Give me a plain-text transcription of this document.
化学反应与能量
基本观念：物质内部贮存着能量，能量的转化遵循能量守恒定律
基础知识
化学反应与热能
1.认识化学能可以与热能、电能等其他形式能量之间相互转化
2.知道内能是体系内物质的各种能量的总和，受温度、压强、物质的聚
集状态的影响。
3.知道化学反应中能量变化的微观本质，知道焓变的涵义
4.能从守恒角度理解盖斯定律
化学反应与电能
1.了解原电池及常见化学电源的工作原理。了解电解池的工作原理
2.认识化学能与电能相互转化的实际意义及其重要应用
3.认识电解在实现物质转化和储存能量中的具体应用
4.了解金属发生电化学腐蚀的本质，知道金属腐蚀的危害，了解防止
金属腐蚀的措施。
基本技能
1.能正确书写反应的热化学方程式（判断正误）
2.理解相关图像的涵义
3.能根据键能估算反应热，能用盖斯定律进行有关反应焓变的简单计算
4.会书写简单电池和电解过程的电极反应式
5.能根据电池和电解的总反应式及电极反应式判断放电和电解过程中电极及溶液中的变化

## TASK STATEMENT:
Using the entries above, please restate each one word for word.

## RESULT OF THIS EXERCISE:
Give me a plain-text transcription of this document.
化学反应与能量
基本观念：物质内部贮存着能量，能量的转化遵循能量守恒定律
基础知识
化学反应与热能
1.认识化学能可以与热能、电能等其他形式能量之间相互转化
2.知道内能是体系内物质的各种能量的总和，受温度、压强、物质的聚
集状态的影响。
3.知道化学反应中能量变化的微观本质，知道焓变的涵义
4.能从守恒角度理解盖斯定律
化学反应与电能
1.了解原电池及常见化学电源的工作原理。了解电解池的工作原理
2.认识化学能与电能相互转化的实际意义及其重要应用
3.认识电解在实现物质转化和储存能量中的具体应用
4.了解金属发生电化学腐蚀的本质，知道金属腐蚀的危害，了解防止
金属腐蚀的措施。
基本技能
1.能正确书写反应的热化学方程式（判断正误）
2.理解相关图像的涵义
3.能根据键能估算反应热，能用盖斯定律进行有关反应焓变的简单计算
4.会书写简单电池和电解过程的电极反应式
5.能根据电池和电解的总反应式及电极反应式判断放电和电解过程中电极及溶液中的变化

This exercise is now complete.